§ TASK STATEMENT
Write the records below out in full, character for character, with no pictures.

§ STORED RECORDS
····················

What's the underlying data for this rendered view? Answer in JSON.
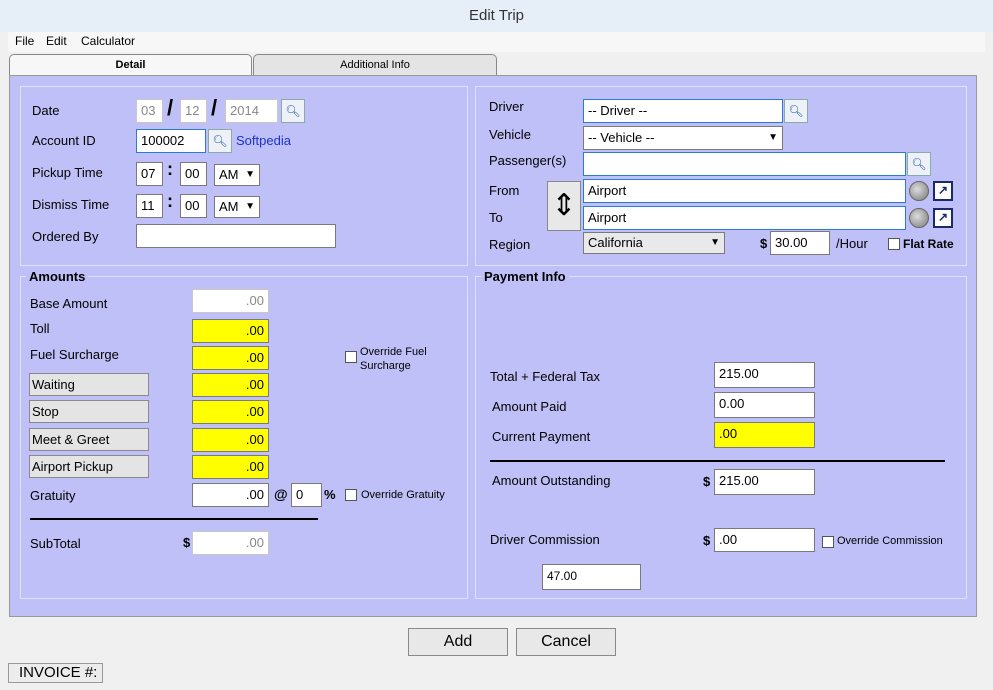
{
  "window": {
    "title": "Edit Trip"
  },
  "menu": {
    "file": "File",
    "edit": "Edit",
    "calculator": "Calculator"
  },
  "tabs": {
    "detail": "Detail",
    "additional": "Additional Info"
  },
  "trip": {
    "date_label": "Date",
    "date_month": "03",
    "date_day": "12",
    "date_year": "2014",
    "date_sep": "/",
    "account_label": "Account ID",
    "account_value": "100002",
    "account_name": "Softpedia",
    "pickup_label": "Pickup Time",
    "pickup_hour": "07",
    "pickup_min": "00",
    "pickup_ampm": "AM",
    "dismiss_label": "Dismiss Time",
    "dismiss_hour": "11",
    "dismiss_min": "00",
    "dismiss_ampm": "AM",
    "time_sep": ":",
    "ordered_label": "Ordered By",
    "ordered_value": ""
  },
  "driver": {
    "driver_label": "Driver",
    "driver_value": "-- Driver --",
    "vehicle_label": "Vehicle",
    "vehicle_value": "-- Vehicle --",
    "passengers_label": "Passenger(s)",
    "passengers_value": "",
    "from_label": "From",
    "from_value": "Airport",
    "to_label": "To",
    "to_value": "Airport",
    "region_label": "Region",
    "region_value": "California",
    "rate_currency": "$",
    "rate_value": "30.00",
    "rate_unit": "/Hour",
    "flat_rate_label": "Flat Rate"
  },
  "amounts": {
    "title": "Amounts",
    "base_label": "Base Amount",
    "base_value": ".00",
    "toll_label": "Toll",
    "toll_value": ".00",
    "fuel_label": "Fuel Surcharge",
    "fuel_value": ".00",
    "override_fuel_label": "Override Fuel Surcharge",
    "waiting_label": "Waiting",
    "waiting_value": ".00",
    "stop_label": "Stop",
    "stop_value": ".00",
    "meet_label": "Meet & Greet",
    "meet_value": ".00",
    "airport_label": "Airport Pickup",
    "airport_value": ".00",
    "gratuity_label": "Gratuity",
    "gratuity_value": ".00",
    "gratuity_at": "@",
    "gratuity_pct": "0",
    "pct_symbol": "%",
    "override_gratuity_label": "Override Gratuity",
    "subtotal_label": "SubTotal",
    "subtotal_currency": "$",
    "subtotal_value": ".00"
  },
  "payment": {
    "title": "Payment Info",
    "total_label": "Total + Federal Tax",
    "total_value": "215.00",
    "paid_label": "Amount Paid",
    "paid_value": "0.00",
    "current_label": "Current Payment",
    "current_value": ".00",
    "outstanding_label": "Amount Outstanding",
    "outstanding_currency": "$",
    "outstanding_value": "215.00",
    "commission_label": "Driver Commission",
    "commission_currency": "$",
    "commission_value": ".00",
    "override_commission_label": "Override Commission",
    "commission_extra": "47.00"
  },
  "buttons": {
    "add": "Add",
    "cancel": "Cancel"
  },
  "footer": {
    "invoice_label": "INVOICE #:"
  },
  "colors": {
    "panel": "#c0c0f8",
    "highlight": "#ffff00"
  }
}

····················

§ ANSWER TO THE EXERCISE
What's the underlying data for this rendered view? Answer in JSON.
{
  "window": {
    "title": "Edit Trip"
  },
  "menu": {
    "file": "File",
    "edit": "Edit",
    "calculator": "Calculator"
  },
  "tabs": {
    "detail": "Detail",
    "additional": "Additional Info"
  },
  "trip": {
    "date_label": "Date",
    "date_month": "03",
    "date_day": "12",
    "date_year": "2014",
    "date_sep": "/",
    "account_label": "Account ID",
    "account_value": "100002",
    "account_name": "Softpedia",
    "pickup_label": "Pickup Time",
    "pickup_hour": "07",
    "pickup_min": "00",
    "pickup_ampm": "AM",
    "dismiss_label": "Dismiss Time",
    "dismiss_hour": "11",
    "dismiss_min": "00",
    "dismiss_ampm": "AM",
    "time_sep": ":",
    "ordered_label": "Ordered By",
    "ordered_value": ""
  },
  "driver": {
    "driver_label": "Driver",
    "driver_value": "-- Driver --",
    "vehicle_label": "Vehicle",
    "vehicle_value": "-- Vehicle --",
    "passengers_label": "Passenger(s)",
    "passengers_value": "",
    "from_label": "From",
    "from_value": "Airport",
    "to_label": "To",
    "to_value": "Airport",
    "region_label": "Region",
    "region_value": "California",
    "rate_currency": "$",
    "rate_value": "30.00",
    "rate_unit": "/Hour",
    "flat_rate_label": "Flat Rate"
  },
  "amounts": {
    "title": "Amounts",
    "base_label": "Base Amount",
    "base_value": ".00",
    "toll_label": "Toll",
    "toll_value": ".00",
    "fuel_label": "Fuel Surcharge",
    "fuel_value": ".00",
    "override_fuel_label": "Override Fuel Surcharge",
    "waiting_label": "Waiting",
    "waiting_value": ".00",
    "stop_label": "Stop",
    "stop_value": ".00",
    "meet_label": "Meet & Greet",
    "meet_value": ".00",
    "airport_label": "Airport Pickup",
    "airport_value": ".00",
    "gratuity_label": "Gratuity",
    "gratuity_value": ".00",
    "gratuity_at": "@",
    "gratuity_pct": "0",
    "pct_symbol": "%",
    "override_gratuity_label": "Override Gratuity",
    "subtotal_label": "SubTotal",
    "subtotal_currency": "$",
    "subtotal_value": ".00"
  },
  "payment": {
    "title": "Payment Info",
    "total_label": "Total + Federal Tax",
    "total_value": "215.00",
    "paid_label": "Amount Paid",
    "paid_value": "0.00",
    "current_label": "Current Payment",
    "current_value": ".00",
    "outstanding_label": "Amount Outstanding",
    "outstanding_currency": "$",
    "outstanding_value": "215.00",
    "commission_label": "Driver Commission",
    "commission_currency": "$",
    "commission_value": ".00",
    "override_commission_label": "Override Commission",
    "commission_extra": "47.00"
  },
  "buttons": {
    "add": "Add",
    "cancel": "Cancel"
  },
  "footer": {
    "invoice_label": "INVOICE #:"
  },
  "colors": {
    "panel": "#c0c0f8",
    "highlight": "#ffff00"
  }
}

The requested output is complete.